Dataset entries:
## begin

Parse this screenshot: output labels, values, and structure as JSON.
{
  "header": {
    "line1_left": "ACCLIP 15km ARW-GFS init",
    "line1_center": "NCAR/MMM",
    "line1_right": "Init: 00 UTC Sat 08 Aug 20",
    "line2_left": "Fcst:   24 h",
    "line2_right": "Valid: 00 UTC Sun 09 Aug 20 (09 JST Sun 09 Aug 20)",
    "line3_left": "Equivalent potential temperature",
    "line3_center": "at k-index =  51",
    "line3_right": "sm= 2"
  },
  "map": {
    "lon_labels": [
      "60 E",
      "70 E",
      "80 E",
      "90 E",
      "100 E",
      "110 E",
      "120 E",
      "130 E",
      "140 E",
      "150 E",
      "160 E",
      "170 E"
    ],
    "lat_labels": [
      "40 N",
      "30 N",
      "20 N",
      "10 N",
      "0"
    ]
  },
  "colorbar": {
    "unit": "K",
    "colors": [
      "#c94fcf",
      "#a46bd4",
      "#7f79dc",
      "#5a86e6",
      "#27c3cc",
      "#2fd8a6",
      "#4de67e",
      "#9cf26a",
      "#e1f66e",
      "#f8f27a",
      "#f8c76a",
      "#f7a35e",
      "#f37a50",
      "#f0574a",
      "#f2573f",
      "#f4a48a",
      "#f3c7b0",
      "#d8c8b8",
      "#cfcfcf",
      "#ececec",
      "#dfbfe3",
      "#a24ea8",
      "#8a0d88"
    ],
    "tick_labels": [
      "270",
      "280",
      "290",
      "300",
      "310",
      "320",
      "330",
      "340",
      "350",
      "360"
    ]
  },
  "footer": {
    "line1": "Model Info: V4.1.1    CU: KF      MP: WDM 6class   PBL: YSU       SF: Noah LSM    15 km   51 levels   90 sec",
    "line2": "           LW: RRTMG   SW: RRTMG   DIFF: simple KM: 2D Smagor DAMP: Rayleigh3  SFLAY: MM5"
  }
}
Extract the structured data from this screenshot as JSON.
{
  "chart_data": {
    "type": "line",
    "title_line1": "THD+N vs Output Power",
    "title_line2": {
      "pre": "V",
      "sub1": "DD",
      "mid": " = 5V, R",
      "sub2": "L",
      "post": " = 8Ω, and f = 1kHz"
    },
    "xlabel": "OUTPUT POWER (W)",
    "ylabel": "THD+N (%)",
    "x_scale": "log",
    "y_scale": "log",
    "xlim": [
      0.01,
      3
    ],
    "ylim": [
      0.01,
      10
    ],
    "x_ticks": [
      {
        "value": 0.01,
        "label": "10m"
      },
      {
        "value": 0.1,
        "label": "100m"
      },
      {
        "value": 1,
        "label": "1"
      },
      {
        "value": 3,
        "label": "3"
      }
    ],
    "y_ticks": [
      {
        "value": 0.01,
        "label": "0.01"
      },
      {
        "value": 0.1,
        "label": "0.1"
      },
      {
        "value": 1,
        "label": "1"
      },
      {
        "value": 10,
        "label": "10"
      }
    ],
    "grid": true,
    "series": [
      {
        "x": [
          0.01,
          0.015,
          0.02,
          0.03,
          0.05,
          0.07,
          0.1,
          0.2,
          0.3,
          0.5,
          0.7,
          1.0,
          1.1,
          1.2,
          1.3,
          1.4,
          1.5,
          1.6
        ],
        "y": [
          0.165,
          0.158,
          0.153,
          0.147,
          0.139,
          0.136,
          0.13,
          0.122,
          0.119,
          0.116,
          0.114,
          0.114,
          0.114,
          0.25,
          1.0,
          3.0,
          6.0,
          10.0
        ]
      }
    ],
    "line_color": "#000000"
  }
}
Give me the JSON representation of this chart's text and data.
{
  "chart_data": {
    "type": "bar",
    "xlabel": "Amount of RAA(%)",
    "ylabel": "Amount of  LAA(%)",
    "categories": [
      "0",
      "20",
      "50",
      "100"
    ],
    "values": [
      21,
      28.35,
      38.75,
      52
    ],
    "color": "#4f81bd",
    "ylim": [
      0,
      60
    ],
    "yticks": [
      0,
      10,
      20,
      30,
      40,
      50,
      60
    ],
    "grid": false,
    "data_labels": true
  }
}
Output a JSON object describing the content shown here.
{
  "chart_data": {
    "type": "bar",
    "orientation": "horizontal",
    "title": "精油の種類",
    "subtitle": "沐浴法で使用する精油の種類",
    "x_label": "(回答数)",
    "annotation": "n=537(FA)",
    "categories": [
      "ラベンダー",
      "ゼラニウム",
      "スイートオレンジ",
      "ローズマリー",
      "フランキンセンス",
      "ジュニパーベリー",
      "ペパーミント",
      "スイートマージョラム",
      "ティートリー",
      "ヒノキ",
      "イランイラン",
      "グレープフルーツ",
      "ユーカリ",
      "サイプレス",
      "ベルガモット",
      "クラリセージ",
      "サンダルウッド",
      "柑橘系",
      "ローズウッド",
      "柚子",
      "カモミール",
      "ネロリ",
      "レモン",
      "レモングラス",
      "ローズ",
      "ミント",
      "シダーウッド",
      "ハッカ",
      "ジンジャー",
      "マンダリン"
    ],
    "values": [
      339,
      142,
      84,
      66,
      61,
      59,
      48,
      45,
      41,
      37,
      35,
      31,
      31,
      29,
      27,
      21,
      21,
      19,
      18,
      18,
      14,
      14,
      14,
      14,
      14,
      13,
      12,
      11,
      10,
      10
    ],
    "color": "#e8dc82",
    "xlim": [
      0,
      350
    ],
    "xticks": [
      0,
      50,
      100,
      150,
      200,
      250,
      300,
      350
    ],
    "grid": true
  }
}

## end

PROBLEM →
Using the material above, print every entry exactly as written.

ANSWER TO THIS TASK →
Parse this screenshot: output labels, values, and structure as JSON.
{
  "header": {
    "line1_left": "ACCLIP 15km ARW-GFS init",
    "line1_center": "NCAR/MMM",
    "line1_right": "Init: 00 UTC Sat 08 Aug 20",
    "line2_left": "Fcst:   24 h",
    "line2_right": "Valid: 00 UTC Sun 09 Aug 20 (09 JST Sun 09 Aug 20)",
    "line3_left": "Equivalent potential temperature",
    "line3_center": "at k-index =  51",
    "line3_right": "sm= 2"
  },
  "map": {
    "lon_labels": [
      "60 E",
      "70 E",
      "80 E",
      "90 E",
      "100 E",
      "110 E",
      "120 E",
      "130 E",
      "140 E",
      "150 E",
      "160 E",
      "170 E"
    ],
    "lat_labels": [
      "40 N",
      "30 N",
      "20 N",
      "10 N",
      "0"
    ]
  },
  "colorbar": {
    "unit": "K",
    "colors": [
      "#c94fcf",
      "#a46bd4",
      "#7f79dc",
      "#5a86e6",
      "#27c3cc",
      "#2fd8a6",
      "#4de67e",
      "#9cf26a",
      "#e1f66e",
      "#f8f27a",
      "#f8c76a",
      "#f7a35e",
      "#f37a50",
      "#f0574a",
      "#f2573f",
      "#f4a48a",
      "#f3c7b0",
      "#d8c8b8",
      "#cfcfcf",
      "#ececec",
      "#dfbfe3",
      "#a24ea8",
      "#8a0d88"
    ],
    "tick_labels": [
      "270",
      "280",
      "290",
      "300",
      "310",
      "320",
      "330",
      "340",
      "350",
      "360"
    ]
  },
  "footer": {
    "line1": "Model Info: V4.1.1    CU: KF      MP: WDM 6class   PBL: YSU       SF: Noah LSM    15 km   51 levels   90 sec",
    "line2": "           LW: RRTMG   SW: RRTMG   DIFF: simple KM: 2D Smagor DAMP: Rayleigh3  SFLAY: MM5"
  }
}
Extract the structured data from this screenshot as JSON.
{
  "chart_data": {
    "type": "line",
    "title_line1": "THD+N vs Output Power",
    "title_line2": {
      "pre": "V",
      "sub1": "DD",
      "mid": " = 5V, R",
      "sub2": "L",
      "post": " = 8Ω, and f = 1kHz"
    },
    "xlabel": "OUTPUT POWER (W)",
    "ylabel": "THD+N (%)",
    "x_scale": "log",
    "y_scale": "log",
    "xlim": [
      0.01,
      3
    ],
    "ylim": [
      0.01,
      10
    ],
    "x_ticks": [
      {
        "value": 0.01,
        "label": "10m"
      },
      {
        "value": 0.1,
        "label": "100m"
      },
      {
        "value": 1,
        "label": "1"
      },
      {
        "value": 3,
        "label": "3"
      }
    ],
    "y_ticks": [
      {
        "value": 0.01,
        "label": "0.01"
      },
      {
        "value": 0.1,
        "label": "0.1"
      },
      {
        "value": 1,
        "label": "1"
      },
      {
        "value": 10,
        "label": "10"
      }
    ],
    "grid": true,
    "series": [
      {
        "x": [
          0.01,
          0.015,
          0.02,
          0.03,
          0.05,
          0.07,
          0.1,
          0.2,
          0.3,
          0.5,
          0.7,
          1.0,
          1.1,
          1.2,
          1.3,
          1.4,
          1.5,
          1.6
        ],
        "y": [
          0.165,
          0.158,
          0.153,
          0.147,
          0.139,
          0.136,
          0.13,
          0.122,
          0.119,
          0.116,
          0.114,
          0.114,
          0.114,
          0.25,
          1.0,
          3.0,
          6.0,
          10.0
        ]
      }
    ],
    "line_color": "#000000"
  }
}
Give me the JSON representation of this chart's text and data.
{
  "chart_data": {
    "type": "bar",
    "xlabel": "Amount of RAA(%)",
    "ylabel": "Amount of  LAA(%)",
    "categories": [
      "0",
      "20",
      "50",
      "100"
    ],
    "values": [
      21,
      28.35,
      38.75,
      52
    ],
    "color": "#4f81bd",
    "ylim": [
      0,
      60
    ],
    "yticks": [
      0,
      10,
      20,
      30,
      40,
      50,
      60
    ],
    "grid": false,
    "data_labels": true
  }
}
Output a JSON object describing the content shown here.
{
  "chart_data": {
    "type": "bar",
    "orientation": "horizontal",
    "title": "精油の種類",
    "subtitle": "沐浴法で使用する精油の種類",
    "x_label": "(回答数)",
    "annotation": "n=537(FA)",
    "categories": [
      "ラベンダー",
      "ゼラニウム",
      "スイートオレンジ",
      "ローズマリー",
      "フランキンセンス",
      "ジュニパーベリー",
      "ペパーミント",
      "スイートマージョラム",
      "ティートリー",
      "ヒノキ",
      "イランイラン",
      "グレープフルーツ",
      "ユーカリ",
      "サイプレス",
      "ベルガモット",
      "クラリセージ",
      "サンダルウッド",
      "柑橘系",
      "ローズウッド",
      "柚子",
      "カモミール",
      "ネロリ",
      "レモン",
      "レモングラス",
      "ローズ",
      "ミント",
      "シダーウッド",
      "ハッカ",
      "ジンジャー",
      "マンダリン"
    ],
    "values": [
      339,
      142,
      84,
      66,
      61,
      59,
      48,
      45,
      41,
      37,
      35,
      31,
      31,
      29,
      27,
      21,
      21,
      19,
      18,
      18,
      14,
      14,
      14,
      14,
      14,
      13,
      12,
      11,
      10,
      10
    ],
    "color": "#e8dc82",
    "xlim": [
      0,
      350
    ],
    "xticks": [
      0,
      50,
      100,
      150,
      200,
      250,
      300,
      350
    ],
    "grid": true
  }
}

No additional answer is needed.